Copy the records that follow exactly as written, but not their pictures.

** Begin Supplied records **

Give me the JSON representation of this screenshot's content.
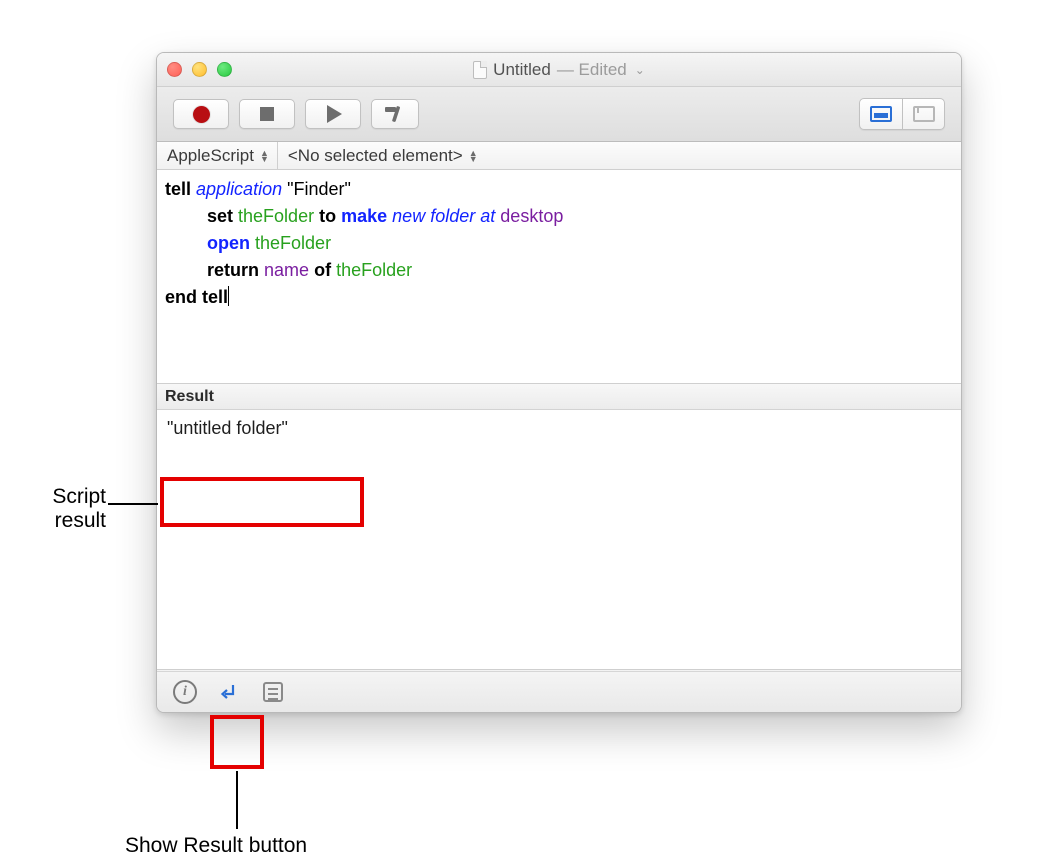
{
  "window": {
    "title": "Untitled",
    "status": "— Edited"
  },
  "navbar": {
    "language": "AppleScript",
    "element": "<No selected element>"
  },
  "script": {
    "l1_tell": "tell",
    "l1_application": "application",
    "l1_target": "\"Finder\"",
    "l2_set": "set",
    "l2_var": "theFolder",
    "l2_to": "to",
    "l2_make": "make",
    "l2_new": "new",
    "l2_folder": "folder",
    "l2_at": "at",
    "l2_desktop": "desktop",
    "l3_open": "open",
    "l3_var": "theFolder",
    "l4_return": "return",
    "l4_name": "name",
    "l4_of": "of",
    "l4_var": "theFolder",
    "l5_end": "end",
    "l5_tell": "tell"
  },
  "result": {
    "heading": "Result",
    "value": "\"untitled folder\""
  },
  "toolbar": {
    "record": "record-button",
    "stop": "stop-button",
    "run": "run-button",
    "compile": "compile-button"
  },
  "callouts": {
    "script_result": "Script\nresult",
    "show_result": "Show Result button"
  }
}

** End Supplied records **

— Output of the exercise —
Give me the JSON representation of this screenshot's content.
{
  "window": {
    "title": "Untitled",
    "status": "— Edited"
  },
  "navbar": {
    "language": "AppleScript",
    "element": "<No selected element>"
  },
  "script": {
    "l1_tell": "tell",
    "l1_application": "application",
    "l1_target": "\"Finder\"",
    "l2_set": "set",
    "l2_var": "theFolder",
    "l2_to": "to",
    "l2_make": "make",
    "l2_new": "new",
    "l2_folder": "folder",
    "l2_at": "at",
    "l2_desktop": "desktop",
    "l3_open": "open",
    "l3_var": "theFolder",
    "l4_return": "return",
    "l4_name": "name",
    "l4_of": "of",
    "l4_var": "theFolder",
    "l5_end": "end",
    "l5_tell": "tell"
  },
  "result": {
    "heading": "Result",
    "value": "\"untitled folder\""
  },
  "toolbar": {
    "record": "record-button",
    "stop": "stop-button",
    "run": "run-button",
    "compile": "compile-button"
  },
  "callouts": {
    "script_result": "Script\nresult",
    "show_result": "Show Result button"
  }
}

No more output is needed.